§ EXERCISE PROMPT:
Check each line of the material below for "Preficha", then copy the ones that contain it.

§ Dataset items:
:::
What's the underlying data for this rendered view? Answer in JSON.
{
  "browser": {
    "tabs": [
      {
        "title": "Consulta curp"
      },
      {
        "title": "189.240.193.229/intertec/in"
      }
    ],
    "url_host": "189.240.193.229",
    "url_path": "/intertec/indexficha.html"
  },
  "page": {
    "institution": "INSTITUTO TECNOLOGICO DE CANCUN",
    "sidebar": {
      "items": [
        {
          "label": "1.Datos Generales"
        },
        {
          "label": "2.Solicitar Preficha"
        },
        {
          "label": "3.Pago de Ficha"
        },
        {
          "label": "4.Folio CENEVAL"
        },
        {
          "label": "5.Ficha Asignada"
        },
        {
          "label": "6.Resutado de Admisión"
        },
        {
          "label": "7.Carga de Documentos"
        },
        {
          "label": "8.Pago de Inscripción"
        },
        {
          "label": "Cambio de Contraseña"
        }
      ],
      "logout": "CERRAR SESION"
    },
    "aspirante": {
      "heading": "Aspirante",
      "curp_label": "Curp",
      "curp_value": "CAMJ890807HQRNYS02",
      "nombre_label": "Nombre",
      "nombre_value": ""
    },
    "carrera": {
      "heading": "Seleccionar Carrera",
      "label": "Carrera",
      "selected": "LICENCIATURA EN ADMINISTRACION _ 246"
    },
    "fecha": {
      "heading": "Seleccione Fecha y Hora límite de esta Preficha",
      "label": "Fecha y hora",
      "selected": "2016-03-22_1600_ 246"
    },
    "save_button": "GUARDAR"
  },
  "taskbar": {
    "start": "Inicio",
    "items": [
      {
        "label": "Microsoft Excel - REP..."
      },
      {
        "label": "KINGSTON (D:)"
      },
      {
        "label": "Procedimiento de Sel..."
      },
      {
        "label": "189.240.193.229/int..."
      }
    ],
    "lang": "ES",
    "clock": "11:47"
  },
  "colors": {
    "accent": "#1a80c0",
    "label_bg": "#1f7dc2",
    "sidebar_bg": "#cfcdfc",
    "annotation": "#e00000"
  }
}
:::
§ EXERCISE OUTPUT:
          "label": "2.Solicitar Preficha"
      "heading": "Seleccione Fecha y Hora límite de esta Preficha",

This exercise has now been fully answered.